**EXERCISE OBJECTIVE**
Repeat each line exactly as it is written.

[start INPUT ROWS]

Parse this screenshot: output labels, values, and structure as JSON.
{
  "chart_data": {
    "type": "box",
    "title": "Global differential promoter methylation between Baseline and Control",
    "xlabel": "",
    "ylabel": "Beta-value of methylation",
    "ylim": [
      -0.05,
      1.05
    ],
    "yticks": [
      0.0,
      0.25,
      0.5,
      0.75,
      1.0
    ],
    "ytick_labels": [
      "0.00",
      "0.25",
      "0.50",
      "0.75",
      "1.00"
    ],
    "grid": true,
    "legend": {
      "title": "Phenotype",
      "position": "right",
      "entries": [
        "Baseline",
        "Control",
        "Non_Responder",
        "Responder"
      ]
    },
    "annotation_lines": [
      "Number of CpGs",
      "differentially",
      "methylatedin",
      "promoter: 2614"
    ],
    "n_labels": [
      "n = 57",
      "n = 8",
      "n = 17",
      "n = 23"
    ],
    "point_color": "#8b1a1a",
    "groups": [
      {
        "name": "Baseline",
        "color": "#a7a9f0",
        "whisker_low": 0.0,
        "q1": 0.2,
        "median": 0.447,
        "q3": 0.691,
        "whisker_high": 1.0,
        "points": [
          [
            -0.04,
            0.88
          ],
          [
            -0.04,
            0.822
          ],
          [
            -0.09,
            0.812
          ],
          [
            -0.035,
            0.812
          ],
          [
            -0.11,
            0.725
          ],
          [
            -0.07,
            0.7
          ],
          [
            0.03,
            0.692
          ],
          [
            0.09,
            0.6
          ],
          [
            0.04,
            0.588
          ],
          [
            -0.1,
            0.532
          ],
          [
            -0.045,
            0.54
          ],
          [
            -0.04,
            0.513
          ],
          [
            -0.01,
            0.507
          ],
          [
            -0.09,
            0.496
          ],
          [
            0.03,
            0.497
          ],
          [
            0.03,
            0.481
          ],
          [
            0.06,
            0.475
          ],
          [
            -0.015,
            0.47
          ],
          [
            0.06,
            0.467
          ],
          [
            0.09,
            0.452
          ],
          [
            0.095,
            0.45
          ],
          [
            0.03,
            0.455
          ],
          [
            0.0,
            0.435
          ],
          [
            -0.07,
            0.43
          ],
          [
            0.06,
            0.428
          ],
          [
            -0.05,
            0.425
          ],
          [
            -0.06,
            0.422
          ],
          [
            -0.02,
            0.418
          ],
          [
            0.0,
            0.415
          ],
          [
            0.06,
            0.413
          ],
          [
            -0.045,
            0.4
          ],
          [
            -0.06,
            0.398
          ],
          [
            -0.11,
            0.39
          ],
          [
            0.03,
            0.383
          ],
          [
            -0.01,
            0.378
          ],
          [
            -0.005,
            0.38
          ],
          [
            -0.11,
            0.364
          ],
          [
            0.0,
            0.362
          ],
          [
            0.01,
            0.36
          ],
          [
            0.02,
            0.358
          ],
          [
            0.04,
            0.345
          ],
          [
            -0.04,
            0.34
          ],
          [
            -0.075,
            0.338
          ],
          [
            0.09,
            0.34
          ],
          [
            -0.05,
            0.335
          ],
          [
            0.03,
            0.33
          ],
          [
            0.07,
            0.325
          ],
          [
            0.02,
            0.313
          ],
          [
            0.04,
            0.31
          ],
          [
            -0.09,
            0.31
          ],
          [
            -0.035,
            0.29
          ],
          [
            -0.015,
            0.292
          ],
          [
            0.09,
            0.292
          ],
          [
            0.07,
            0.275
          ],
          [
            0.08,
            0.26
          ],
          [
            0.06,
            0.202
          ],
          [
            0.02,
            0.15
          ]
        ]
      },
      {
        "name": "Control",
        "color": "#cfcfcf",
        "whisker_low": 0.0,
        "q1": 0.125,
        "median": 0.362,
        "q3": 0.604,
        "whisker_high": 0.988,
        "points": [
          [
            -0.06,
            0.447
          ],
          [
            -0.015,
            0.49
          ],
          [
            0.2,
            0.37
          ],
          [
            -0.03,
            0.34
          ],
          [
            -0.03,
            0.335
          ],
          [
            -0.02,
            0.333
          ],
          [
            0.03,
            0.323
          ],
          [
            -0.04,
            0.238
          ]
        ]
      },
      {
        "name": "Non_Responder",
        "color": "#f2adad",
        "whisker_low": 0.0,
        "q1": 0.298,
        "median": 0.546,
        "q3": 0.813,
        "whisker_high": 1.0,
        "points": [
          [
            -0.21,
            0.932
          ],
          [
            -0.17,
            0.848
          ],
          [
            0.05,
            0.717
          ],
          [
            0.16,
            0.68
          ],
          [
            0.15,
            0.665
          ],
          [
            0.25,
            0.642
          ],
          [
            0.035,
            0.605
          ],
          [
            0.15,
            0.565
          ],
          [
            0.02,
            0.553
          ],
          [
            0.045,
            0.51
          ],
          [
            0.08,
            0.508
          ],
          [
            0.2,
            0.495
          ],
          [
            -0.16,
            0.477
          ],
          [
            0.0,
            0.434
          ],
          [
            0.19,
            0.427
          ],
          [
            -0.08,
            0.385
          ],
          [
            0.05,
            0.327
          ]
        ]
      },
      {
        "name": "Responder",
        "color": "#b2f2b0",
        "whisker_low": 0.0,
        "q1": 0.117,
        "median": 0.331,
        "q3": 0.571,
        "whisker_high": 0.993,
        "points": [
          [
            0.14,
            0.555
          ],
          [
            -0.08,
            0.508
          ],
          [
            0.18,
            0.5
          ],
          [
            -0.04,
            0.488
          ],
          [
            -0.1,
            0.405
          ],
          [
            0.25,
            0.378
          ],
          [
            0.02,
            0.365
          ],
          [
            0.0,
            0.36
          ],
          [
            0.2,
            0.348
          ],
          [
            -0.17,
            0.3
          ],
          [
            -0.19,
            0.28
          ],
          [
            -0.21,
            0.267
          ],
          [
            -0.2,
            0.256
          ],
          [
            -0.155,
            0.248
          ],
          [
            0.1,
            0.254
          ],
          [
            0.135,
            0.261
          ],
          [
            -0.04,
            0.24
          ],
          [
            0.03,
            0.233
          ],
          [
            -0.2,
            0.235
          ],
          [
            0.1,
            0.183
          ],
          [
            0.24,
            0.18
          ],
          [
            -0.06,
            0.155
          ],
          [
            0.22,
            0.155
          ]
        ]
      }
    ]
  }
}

[end INPUT ROWS]

**EXERCISE RESULT**
Parse this screenshot: output labels, values, and structure as JSON.
{
  "chart_data": {
    "type": "box",
    "title": "Global differential promoter methylation between Baseline and Control",
    "xlabel": "",
    "ylabel": "Beta-value of methylation",
    "ylim": [
      -0.05,
      1.05
    ],
    "yticks": [
      0.0,
      0.25,
      0.5,
      0.75,
      1.0
    ],
    "ytick_labels": [
      "0.00",
      "0.25",
      "0.50",
      "0.75",
      "1.00"
    ],
    "grid": true,
    "legend": {
      "title": "Phenotype",
      "position": "right",
      "entries": [
        "Baseline",
        "Control",
        "Non_Responder",
        "Responder"
      ]
    },
    "annotation_lines": [
      "Number of CpGs",
      "differentially",
      "methylatedin",
      "promoter: 2614"
    ],
    "n_labels": [
      "n = 57",
      "n = 8",
      "n = 17",
      "n = 23"
    ],
    "point_color": "#8b1a1a",
    "groups": [
      {
        "name": "Baseline",
        "color": "#a7a9f0",
        "whisker_low": 0.0,
        "q1": 0.2,
        "median": 0.447,
        "q3": 0.691,
        "whisker_high": 1.0,
        "points": [
          [
            -0.04,
            0.88
          ],
          [
            -0.04,
            0.822
          ],
          [
            -0.09,
            0.812
          ],
          [
            -0.035,
            0.812
          ],
          [
            -0.11,
            0.725
          ],
          [
            -0.07,
            0.7
          ],
          [
            0.03,
            0.692
          ],
          [
            0.09,
            0.6
          ],
          [
            0.04,
            0.588
          ],
          [
            -0.1,
            0.532
          ],
          [
            -0.045,
            0.54
          ],
          [
            -0.04,
            0.513
          ],
          [
            -0.01,
            0.507
          ],
          [
            -0.09,
            0.496
          ],
          [
            0.03,
            0.497
          ],
          [
            0.03,
            0.481
          ],
          [
            0.06,
            0.475
          ],
          [
            -0.015,
            0.47
          ],
          [
            0.06,
            0.467
          ],
          [
            0.09,
            0.452
          ],
          [
            0.095,
            0.45
          ],
          [
            0.03,
            0.455
          ],
          [
            0.0,
            0.435
          ],
          [
            -0.07,
            0.43
          ],
          [
            0.06,
            0.428
          ],
          [
            -0.05,
            0.425
          ],
          [
            -0.06,
            0.422
          ],
          [
            -0.02,
            0.418
          ],
          [
            0.0,
            0.415
          ],
          [
            0.06,
            0.413
          ],
          [
            -0.045,
            0.4
          ],
          [
            -0.06,
            0.398
          ],
          [
            -0.11,
            0.39
          ],
          [
            0.03,
            0.383
          ],
          [
            -0.01,
            0.378
          ],
          [
            -0.005,
            0.38
          ],
          [
            -0.11,
            0.364
          ],
          [
            0.0,
            0.362
          ],
          [
            0.01,
            0.36
          ],
          [
            0.02,
            0.358
          ],
          [
            0.04,
            0.345
          ],
          [
            -0.04,
            0.34
          ],
          [
            -0.075,
            0.338
          ],
          [
            0.09,
            0.34
          ],
          [
            -0.05,
            0.335
          ],
          [
            0.03,
            0.33
          ],
          [
            0.07,
            0.325
          ],
          [
            0.02,
            0.313
          ],
          [
            0.04,
            0.31
          ],
          [
            -0.09,
            0.31
          ],
          [
            -0.035,
            0.29
          ],
          [
            -0.015,
            0.292
          ],
          [
            0.09,
            0.292
          ],
          [
            0.07,
            0.275
          ],
          [
            0.08,
            0.26
          ],
          [
            0.06,
            0.202
          ],
          [
            0.02,
            0.15
          ]
        ]
      },
      {
        "name": "Control",
        "color": "#cfcfcf",
        "whisker_low": 0.0,
        "q1": 0.125,
        "median": 0.362,
        "q3": 0.604,
        "whisker_high": 0.988,
        "points": [
          [
            -0.06,
            0.447
          ],
          [
            -0.015,
            0.49
          ],
          [
            0.2,
            0.37
          ],
          [
            -0.03,
            0.34
          ],
          [
            -0.03,
            0.335
          ],
          [
            -0.02,
            0.333
          ],
          [
            0.03,
            0.323
          ],
          [
            -0.04,
            0.238
          ]
        ]
      },
      {
        "name": "Non_Responder",
        "color": "#f2adad",
        "whisker_low": 0.0,
        "q1": 0.298,
        "median": 0.546,
        "q3": 0.813,
        "whisker_high": 1.0,
        "points": [
          [
            -0.21,
            0.932
          ],
          [
            -0.17,
            0.848
          ],
          [
            0.05,
            0.717
          ],
          [
            0.16,
            0.68
          ],
          [
            0.15,
            0.665
          ],
          [
            0.25,
            0.642
          ],
          [
            0.035,
            0.605
          ],
          [
            0.15,
            0.565
          ],
          [
            0.02,
            0.553
          ],
          [
            0.045,
            0.51
          ],
          [
            0.08,
            0.508
          ],
          [
            0.2,
            0.495
          ],
          [
            -0.16,
            0.477
          ],
          [
            0.0,
            0.434
          ],
          [
            0.19,
            0.427
          ],
          [
            -0.08,
            0.385
          ],
          [
            0.05,
            0.327
          ]
        ]
      },
      {
        "name": "Responder",
        "color": "#b2f2b0",
        "whisker_low": 0.0,
        "q1": 0.117,
        "median": 0.331,
        "q3": 0.571,
        "whisker_high": 0.993,
        "points": [
          [
            0.14,
            0.555
          ],
          [
            -0.08,
            0.508
          ],
          [
            0.18,
            0.5
          ],
          [
            -0.04,
            0.488
          ],
          [
            -0.1,
            0.405
          ],
          [
            0.25,
            0.378
          ],
          [
            0.02,
            0.365
          ],
          [
            0.0,
            0.36
          ],
          [
            0.2,
            0.348
          ],
          [
            -0.17,
            0.3
          ],
          [
            -0.19,
            0.28
          ],
          [
            -0.21,
            0.267
          ],
          [
            -0.2,
            0.256
          ],
          [
            -0.155,
            0.248
          ],
          [
            0.1,
            0.254
          ],
          [
            0.135,
            0.261
          ],
          [
            -0.04,
            0.24
          ],
          [
            0.03,
            0.233
          ],
          [
            -0.2,
            0.235
          ],
          [
            0.1,
            0.183
          ],
          [
            0.24,
            0.18
          ],
          [
            -0.06,
            0.155
          ],
          [
            0.22,
            0.155
          ]
        ]
      }
    ]
  }
}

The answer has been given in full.